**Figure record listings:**
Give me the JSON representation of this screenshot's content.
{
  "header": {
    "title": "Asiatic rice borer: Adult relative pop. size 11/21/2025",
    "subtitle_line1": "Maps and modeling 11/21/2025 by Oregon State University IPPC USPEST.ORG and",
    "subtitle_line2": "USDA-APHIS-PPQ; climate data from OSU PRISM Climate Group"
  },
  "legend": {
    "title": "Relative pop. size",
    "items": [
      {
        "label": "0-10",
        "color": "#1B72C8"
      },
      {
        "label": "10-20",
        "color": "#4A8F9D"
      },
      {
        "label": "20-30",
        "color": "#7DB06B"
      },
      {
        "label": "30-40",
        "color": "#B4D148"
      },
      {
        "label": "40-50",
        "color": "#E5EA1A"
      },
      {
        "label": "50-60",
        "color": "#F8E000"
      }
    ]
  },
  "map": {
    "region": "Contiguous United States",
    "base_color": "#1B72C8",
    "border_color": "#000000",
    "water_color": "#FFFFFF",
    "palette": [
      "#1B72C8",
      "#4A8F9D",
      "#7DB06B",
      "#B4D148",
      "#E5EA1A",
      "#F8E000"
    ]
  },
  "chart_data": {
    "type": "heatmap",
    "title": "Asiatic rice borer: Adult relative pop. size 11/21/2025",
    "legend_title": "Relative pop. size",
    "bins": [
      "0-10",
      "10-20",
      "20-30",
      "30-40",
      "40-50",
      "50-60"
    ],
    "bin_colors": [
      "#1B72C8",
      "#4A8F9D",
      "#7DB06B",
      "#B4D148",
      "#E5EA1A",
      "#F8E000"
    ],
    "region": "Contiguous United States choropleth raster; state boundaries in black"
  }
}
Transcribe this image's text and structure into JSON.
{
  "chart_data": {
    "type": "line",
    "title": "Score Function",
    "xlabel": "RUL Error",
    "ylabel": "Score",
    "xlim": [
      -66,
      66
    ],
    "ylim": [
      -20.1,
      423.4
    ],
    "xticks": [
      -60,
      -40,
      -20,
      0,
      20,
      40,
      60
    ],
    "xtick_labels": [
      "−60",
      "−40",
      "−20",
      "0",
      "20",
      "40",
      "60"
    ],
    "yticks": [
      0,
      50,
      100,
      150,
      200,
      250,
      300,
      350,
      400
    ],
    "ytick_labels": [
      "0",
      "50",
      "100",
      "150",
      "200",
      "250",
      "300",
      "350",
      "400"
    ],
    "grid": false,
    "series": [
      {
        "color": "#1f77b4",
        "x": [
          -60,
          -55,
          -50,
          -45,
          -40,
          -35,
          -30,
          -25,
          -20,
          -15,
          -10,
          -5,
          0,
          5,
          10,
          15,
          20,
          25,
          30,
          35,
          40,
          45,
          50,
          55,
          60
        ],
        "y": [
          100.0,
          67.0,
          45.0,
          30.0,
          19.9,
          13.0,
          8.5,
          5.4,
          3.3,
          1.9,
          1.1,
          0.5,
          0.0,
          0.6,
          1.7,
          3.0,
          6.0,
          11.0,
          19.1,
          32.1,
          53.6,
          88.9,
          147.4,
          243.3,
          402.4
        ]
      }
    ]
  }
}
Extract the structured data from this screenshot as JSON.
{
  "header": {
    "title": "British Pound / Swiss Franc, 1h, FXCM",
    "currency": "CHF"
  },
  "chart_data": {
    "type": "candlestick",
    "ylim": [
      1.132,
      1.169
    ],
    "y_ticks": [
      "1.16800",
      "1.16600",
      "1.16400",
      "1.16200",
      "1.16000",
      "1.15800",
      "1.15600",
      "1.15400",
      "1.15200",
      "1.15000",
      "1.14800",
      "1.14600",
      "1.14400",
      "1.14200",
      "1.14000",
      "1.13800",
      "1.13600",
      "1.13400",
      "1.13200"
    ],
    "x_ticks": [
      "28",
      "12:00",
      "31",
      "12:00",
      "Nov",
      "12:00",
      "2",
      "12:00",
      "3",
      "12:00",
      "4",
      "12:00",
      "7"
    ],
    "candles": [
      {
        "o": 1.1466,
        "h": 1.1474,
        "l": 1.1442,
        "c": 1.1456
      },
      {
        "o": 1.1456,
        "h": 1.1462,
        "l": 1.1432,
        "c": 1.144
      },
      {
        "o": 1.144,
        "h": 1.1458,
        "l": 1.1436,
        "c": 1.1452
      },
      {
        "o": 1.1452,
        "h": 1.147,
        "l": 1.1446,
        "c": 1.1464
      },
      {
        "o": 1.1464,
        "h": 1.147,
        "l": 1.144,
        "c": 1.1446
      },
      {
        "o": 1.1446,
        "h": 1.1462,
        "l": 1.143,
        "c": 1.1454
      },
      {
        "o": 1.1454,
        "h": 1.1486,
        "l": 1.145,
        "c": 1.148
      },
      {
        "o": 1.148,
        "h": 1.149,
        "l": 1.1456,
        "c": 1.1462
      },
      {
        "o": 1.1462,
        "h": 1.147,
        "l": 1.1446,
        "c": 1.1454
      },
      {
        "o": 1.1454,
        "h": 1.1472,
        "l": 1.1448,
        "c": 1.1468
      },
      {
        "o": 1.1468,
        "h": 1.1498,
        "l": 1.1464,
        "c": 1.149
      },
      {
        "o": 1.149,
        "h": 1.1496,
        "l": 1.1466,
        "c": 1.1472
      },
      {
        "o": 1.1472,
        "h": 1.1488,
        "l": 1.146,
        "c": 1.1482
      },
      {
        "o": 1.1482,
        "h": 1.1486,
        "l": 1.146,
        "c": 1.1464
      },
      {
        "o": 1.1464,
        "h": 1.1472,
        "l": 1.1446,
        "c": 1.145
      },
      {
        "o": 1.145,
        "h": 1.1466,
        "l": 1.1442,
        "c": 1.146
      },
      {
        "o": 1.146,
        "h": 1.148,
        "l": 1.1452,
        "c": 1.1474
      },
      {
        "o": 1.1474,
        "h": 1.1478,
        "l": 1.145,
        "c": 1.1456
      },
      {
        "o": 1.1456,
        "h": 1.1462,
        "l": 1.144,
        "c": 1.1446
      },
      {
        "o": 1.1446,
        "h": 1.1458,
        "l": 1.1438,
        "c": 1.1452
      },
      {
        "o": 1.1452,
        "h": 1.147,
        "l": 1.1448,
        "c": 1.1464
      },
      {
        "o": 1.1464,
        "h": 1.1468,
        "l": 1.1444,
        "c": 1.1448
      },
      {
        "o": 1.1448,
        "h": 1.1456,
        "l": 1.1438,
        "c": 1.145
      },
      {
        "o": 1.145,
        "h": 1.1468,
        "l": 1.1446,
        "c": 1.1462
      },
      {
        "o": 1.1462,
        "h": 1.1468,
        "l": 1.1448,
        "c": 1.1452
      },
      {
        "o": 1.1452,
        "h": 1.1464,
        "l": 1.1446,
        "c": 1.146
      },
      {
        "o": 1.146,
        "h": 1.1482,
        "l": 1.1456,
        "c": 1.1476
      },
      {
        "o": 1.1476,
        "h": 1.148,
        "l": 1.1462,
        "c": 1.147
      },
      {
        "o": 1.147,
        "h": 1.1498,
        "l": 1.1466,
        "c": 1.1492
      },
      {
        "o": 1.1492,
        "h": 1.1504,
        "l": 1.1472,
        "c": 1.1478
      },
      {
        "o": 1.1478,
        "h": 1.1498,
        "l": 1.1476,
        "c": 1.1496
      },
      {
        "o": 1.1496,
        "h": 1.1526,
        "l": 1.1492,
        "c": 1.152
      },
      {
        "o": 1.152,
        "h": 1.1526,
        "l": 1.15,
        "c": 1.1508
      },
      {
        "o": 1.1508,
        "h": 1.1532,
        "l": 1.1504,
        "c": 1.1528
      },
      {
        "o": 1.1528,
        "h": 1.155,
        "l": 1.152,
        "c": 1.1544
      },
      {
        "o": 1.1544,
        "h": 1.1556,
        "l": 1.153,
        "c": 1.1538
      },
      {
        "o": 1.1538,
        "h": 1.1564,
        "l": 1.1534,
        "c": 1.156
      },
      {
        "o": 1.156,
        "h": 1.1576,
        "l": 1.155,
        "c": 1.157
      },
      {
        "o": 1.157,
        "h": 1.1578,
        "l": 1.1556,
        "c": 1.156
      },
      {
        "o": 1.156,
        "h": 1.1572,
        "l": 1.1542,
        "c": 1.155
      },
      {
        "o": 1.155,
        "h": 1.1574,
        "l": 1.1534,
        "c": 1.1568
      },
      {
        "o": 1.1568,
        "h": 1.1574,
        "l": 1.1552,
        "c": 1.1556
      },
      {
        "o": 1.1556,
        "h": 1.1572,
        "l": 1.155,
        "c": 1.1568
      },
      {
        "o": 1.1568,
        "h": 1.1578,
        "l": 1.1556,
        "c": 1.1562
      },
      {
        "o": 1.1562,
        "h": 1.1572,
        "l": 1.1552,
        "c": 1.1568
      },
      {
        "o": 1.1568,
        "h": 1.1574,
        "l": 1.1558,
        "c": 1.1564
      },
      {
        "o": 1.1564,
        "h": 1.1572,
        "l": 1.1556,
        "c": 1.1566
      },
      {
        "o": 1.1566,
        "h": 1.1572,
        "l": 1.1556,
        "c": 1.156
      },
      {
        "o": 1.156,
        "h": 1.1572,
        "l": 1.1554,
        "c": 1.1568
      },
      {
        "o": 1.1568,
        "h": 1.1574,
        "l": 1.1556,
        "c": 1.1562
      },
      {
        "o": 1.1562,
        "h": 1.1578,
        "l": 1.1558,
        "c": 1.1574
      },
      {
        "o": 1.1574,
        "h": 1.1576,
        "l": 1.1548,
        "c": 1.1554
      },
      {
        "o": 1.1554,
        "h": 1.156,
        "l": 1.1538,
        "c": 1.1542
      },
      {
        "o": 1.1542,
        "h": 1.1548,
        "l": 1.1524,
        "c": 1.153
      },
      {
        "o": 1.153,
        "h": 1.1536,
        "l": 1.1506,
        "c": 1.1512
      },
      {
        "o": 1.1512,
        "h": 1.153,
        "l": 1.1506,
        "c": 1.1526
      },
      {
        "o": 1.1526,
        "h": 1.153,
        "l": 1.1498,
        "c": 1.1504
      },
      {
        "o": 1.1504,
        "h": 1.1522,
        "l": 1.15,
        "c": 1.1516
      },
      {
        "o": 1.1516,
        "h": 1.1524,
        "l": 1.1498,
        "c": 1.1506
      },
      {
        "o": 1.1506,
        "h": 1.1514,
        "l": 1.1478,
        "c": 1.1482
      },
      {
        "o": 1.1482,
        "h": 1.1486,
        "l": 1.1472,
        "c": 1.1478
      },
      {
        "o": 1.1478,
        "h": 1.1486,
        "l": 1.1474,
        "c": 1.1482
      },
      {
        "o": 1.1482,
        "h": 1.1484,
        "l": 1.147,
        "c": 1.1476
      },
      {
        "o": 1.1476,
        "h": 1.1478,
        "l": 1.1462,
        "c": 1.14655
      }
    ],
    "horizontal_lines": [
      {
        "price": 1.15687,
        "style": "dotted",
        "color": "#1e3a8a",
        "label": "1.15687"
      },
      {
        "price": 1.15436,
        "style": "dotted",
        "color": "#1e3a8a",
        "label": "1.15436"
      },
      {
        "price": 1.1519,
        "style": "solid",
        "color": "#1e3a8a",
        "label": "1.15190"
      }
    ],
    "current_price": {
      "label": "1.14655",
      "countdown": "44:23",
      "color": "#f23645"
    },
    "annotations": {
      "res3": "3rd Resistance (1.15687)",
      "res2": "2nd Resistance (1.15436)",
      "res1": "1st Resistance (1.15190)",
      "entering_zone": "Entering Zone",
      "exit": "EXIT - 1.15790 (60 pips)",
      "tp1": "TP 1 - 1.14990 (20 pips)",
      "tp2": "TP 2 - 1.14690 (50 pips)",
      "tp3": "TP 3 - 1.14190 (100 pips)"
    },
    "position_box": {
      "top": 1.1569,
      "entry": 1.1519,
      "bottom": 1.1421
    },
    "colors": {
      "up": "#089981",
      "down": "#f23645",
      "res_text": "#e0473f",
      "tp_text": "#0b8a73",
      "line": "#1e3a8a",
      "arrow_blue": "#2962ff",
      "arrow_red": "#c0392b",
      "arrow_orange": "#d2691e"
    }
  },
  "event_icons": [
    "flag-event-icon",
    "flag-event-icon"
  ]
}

**PROBLEM REQUIREMENTS:** Determine the number of lines containing "from". Write only that number.

**ANSWER TO THIS EXERCISE:** 2